Of all the lines in the data below, how many contain "learning"? Report that number alone.
>> start MATERIAL SUPPLIED
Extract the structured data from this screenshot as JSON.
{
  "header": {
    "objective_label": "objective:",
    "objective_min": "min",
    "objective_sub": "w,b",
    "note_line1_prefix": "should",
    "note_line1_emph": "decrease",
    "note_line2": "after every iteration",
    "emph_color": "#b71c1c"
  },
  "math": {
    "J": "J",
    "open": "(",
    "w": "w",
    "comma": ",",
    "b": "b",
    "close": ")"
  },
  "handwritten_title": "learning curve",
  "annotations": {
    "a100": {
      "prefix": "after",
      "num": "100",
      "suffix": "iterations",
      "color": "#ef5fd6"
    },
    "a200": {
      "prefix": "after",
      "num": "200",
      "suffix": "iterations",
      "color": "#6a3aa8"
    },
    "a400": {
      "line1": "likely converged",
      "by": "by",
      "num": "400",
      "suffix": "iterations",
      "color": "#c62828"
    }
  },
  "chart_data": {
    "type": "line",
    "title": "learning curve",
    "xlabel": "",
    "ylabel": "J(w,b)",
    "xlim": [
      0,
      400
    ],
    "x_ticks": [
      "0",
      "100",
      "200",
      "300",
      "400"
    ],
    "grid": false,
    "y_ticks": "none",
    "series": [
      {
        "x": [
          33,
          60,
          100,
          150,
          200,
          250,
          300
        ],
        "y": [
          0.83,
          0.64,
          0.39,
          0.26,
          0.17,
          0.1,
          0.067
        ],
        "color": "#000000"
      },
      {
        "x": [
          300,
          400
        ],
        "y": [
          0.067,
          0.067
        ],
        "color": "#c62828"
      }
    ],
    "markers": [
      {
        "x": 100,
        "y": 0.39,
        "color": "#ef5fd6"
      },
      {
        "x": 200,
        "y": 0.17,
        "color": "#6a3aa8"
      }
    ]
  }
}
>> end MATERIAL SUPPLIED
SOLUTION TO THIS PROBLEM:
2